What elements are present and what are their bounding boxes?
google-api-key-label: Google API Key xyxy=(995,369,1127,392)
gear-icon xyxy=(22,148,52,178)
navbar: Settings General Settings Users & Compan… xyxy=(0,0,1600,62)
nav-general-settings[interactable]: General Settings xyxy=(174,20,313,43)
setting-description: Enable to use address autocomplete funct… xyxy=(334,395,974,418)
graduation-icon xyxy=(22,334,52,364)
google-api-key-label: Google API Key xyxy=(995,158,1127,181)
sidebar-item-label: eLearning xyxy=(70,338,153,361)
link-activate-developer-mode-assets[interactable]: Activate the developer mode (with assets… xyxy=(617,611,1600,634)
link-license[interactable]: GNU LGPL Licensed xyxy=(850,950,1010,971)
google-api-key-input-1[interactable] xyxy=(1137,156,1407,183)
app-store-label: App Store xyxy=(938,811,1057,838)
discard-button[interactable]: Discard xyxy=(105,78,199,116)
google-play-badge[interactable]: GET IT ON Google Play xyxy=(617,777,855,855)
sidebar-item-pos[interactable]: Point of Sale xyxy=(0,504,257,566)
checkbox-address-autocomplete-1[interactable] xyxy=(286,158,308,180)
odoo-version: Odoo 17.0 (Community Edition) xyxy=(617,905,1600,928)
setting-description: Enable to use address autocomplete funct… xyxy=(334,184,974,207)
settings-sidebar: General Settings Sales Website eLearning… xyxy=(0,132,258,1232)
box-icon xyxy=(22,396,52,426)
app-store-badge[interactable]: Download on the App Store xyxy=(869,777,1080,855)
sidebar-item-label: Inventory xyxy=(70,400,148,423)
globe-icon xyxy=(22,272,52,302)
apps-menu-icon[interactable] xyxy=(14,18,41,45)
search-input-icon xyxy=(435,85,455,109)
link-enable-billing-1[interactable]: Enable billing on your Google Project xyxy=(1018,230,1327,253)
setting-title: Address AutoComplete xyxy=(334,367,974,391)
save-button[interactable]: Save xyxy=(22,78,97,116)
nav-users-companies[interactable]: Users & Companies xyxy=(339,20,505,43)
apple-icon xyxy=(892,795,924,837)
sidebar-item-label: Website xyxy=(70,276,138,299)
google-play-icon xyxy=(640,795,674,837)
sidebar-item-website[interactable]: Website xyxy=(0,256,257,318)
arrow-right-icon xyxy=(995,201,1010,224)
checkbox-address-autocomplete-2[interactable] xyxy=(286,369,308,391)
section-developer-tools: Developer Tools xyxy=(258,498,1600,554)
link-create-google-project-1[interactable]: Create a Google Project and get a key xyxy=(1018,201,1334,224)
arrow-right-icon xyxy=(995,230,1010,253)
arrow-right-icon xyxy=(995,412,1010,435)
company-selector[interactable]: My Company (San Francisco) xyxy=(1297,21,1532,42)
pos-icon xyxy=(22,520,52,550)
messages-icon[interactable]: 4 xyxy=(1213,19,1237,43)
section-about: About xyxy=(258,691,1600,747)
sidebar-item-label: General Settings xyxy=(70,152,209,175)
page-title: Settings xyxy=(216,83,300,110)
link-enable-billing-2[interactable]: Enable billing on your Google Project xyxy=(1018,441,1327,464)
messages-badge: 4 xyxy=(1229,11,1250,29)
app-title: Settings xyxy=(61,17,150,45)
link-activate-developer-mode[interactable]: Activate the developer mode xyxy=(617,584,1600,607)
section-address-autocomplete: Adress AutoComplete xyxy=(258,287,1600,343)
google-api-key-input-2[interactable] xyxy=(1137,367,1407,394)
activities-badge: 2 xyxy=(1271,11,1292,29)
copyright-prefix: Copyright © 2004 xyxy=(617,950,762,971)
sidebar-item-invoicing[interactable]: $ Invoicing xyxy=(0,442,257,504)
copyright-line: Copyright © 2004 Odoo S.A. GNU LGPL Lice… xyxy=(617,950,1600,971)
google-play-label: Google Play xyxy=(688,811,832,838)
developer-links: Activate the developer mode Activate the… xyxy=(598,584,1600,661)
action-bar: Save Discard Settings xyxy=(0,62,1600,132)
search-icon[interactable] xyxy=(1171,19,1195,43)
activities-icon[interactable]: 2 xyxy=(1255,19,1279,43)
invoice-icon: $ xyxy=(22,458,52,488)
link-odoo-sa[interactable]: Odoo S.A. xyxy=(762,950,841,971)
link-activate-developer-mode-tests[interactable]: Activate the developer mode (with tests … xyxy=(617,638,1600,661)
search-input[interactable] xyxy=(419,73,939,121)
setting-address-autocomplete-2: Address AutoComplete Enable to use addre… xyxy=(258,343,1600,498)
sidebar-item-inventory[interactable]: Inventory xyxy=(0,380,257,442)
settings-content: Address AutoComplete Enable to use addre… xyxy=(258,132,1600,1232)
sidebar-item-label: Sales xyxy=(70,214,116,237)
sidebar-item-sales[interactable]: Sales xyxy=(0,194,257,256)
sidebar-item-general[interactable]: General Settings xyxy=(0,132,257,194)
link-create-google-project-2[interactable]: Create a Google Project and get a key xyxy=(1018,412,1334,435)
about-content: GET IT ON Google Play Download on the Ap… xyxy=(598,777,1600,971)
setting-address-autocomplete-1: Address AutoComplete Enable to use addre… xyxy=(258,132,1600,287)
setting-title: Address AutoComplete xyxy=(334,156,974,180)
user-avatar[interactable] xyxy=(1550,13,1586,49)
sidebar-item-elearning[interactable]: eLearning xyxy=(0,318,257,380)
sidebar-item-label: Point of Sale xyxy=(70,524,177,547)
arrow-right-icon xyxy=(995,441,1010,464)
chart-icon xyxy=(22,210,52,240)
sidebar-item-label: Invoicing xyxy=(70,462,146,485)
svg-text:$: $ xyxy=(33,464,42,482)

※ ※ ※

Problem statement. Reproduce every row above character for character, keeping their original order.

Solution to this task.
What elements are present and what are their bounding boxes?
google-api-key-label: Google API Key xyxy=(995,369,1127,392)
gear-icon xyxy=(22,148,52,178)
navbar: Settings General Settings Users & Compan… xyxy=(0,0,1600,62)
nav-general-settings[interactable]: General Settings xyxy=(174,20,313,43)
setting-description: Enable to use address autocomplete funct… xyxy=(334,395,974,418)
graduation-icon xyxy=(22,334,52,364)
google-api-key-label: Google API Key xyxy=(995,158,1127,181)
sidebar-item-label: eLearning xyxy=(70,338,153,361)
link-activate-developer-mode-assets[interactable]: Activate the developer mode (with assets… xyxy=(617,611,1600,634)
link-license[interactable]: GNU LGPL Licensed xyxy=(850,950,1010,971)
google-api-key-input-1[interactable] xyxy=(1137,156,1407,183)
app-store-label: App Store xyxy=(938,811,1057,838)
discard-button[interactable]: Discard xyxy=(105,78,199,116)
google-play-badge[interactable]: GET IT ON Google Play xyxy=(617,777,855,855)
sidebar-item-pos[interactable]: Point of Sale xyxy=(0,504,257,566)
checkbox-address-autocomplete-1[interactable] xyxy=(286,158,308,180)
odoo-version: Odoo 17.0 (Community Edition) xyxy=(617,905,1600,928)
setting-description: Enable to use address autocomplete funct… xyxy=(334,184,974,207)
settings-sidebar: General Settings Sales Website eLearning… xyxy=(0,132,258,1232)
box-icon xyxy=(22,396,52,426)
app-store-badge[interactable]: Download on the App Store xyxy=(869,777,1080,855)
sidebar-item-label: Inventory xyxy=(70,400,148,423)
globe-icon xyxy=(22,272,52,302)
apps-menu-icon[interactable] xyxy=(14,18,41,45)
search-input-icon xyxy=(435,85,455,109)
link-enable-billing-1[interactable]: Enable billing on your Google Project xyxy=(1018,230,1327,253)
setting-title: Address AutoComplete xyxy=(334,367,974,391)
save-button[interactable]: Save xyxy=(22,78,97,116)
nav-users-companies[interactable]: Users & Companies xyxy=(339,20,505,43)
apple-icon xyxy=(892,795,924,837)
sidebar-item-label: Website xyxy=(70,276,138,299)
google-play-icon xyxy=(640,795,674,837)
sidebar-item-website[interactable]: Website xyxy=(0,256,257,318)
arrow-right-icon xyxy=(995,201,1010,224)
checkbox-address-autocomplete-2[interactable] xyxy=(286,369,308,391)
section-developer-tools: Developer Tools xyxy=(258,498,1600,554)
link-create-google-project-1[interactable]: Create a Google Project and get a key xyxy=(1018,201,1334,224)
arrow-right-icon xyxy=(995,230,1010,253)
arrow-right-icon xyxy=(995,412,1010,435)
company-selector[interactable]: My Company (San Francisco) xyxy=(1297,21,1532,42)
pos-icon xyxy=(22,520,52,550)
messages-icon[interactable]: 4 xyxy=(1213,19,1237,43)
section-about: About xyxy=(258,691,1600,747)
sidebar-item-label: General Settings xyxy=(70,152,209,175)
page-title: Settings xyxy=(216,83,300,110)
link-enable-billing-2[interactable]: Enable billing on your Google Project xyxy=(1018,441,1327,464)
messages-badge: 4 xyxy=(1229,11,1250,29)
app-title: Settings xyxy=(61,17,150,45)
link-activate-developer-mode[interactable]: Activate the developer mode xyxy=(617,584,1600,607)
section-address-autocomplete: Adress AutoComplete xyxy=(258,287,1600,343)
google-api-key-input-2[interactable] xyxy=(1137,367,1407,394)
activities-badge: 2 xyxy=(1271,11,1292,29)
copyright-prefix: Copyright © 2004 xyxy=(617,950,762,971)
sidebar-item-invoicing[interactable]: $ Invoicing xyxy=(0,442,257,504)
copyright-line: Copyright © 2004 Odoo S.A. GNU LGPL Lice… xyxy=(617,950,1600,971)
google-play-label: Google Play xyxy=(688,811,832,838)
developer-links: Activate the developer mode Activate the… xyxy=(598,584,1600,661)
action-bar: Save Discard Settings xyxy=(0,62,1600,132)
search-icon[interactable] xyxy=(1171,19,1195,43)
activities-icon[interactable]: 2 xyxy=(1255,19,1279,43)
invoice-icon: $ xyxy=(22,458,52,488)
link-odoo-sa[interactable]: Odoo S.A. xyxy=(762,950,841,971)
link-activate-developer-mode-tests[interactable]: Activate the developer mode (with tests … xyxy=(617,638,1600,661)
search-input[interactable] xyxy=(419,73,939,121)
setting-address-autocomplete-2: Address AutoComplete Enable to use addre… xyxy=(258,343,1600,498)
sidebar-item-inventory[interactable]: Inventory xyxy=(0,380,257,442)
settings-content: Address AutoComplete Enable to use addre… xyxy=(258,132,1600,1232)
sidebar-item-label: Sales xyxy=(70,214,116,237)
sidebar-item-sales[interactable]: Sales xyxy=(0,194,257,256)
sidebar-item-general[interactable]: General Settings xyxy=(0,132,257,194)
link-create-google-project-2[interactable]: Create a Google Project and get a key xyxy=(1018,412,1334,435)
about-content: GET IT ON Google Play Download on the Ap… xyxy=(598,777,1600,971)
setting-address-autocomplete-1: Address AutoComplete Enable to use addre… xyxy=(258,132,1600,287)
setting-title: Address AutoComplete xyxy=(334,156,974,180)
user-avatar[interactable] xyxy=(1550,13,1586,49)
sidebar-item-elearning[interactable]: eLearning xyxy=(0,318,257,380)
sidebar-item-label: Point of Sale xyxy=(70,524,177,547)
arrow-right-icon xyxy=(995,441,1010,464)
chart-icon xyxy=(22,210,52,240)
sidebar-item-label: Invoicing xyxy=(70,462,146,485)
svg-text:$: $ xyxy=(33,464,42,482)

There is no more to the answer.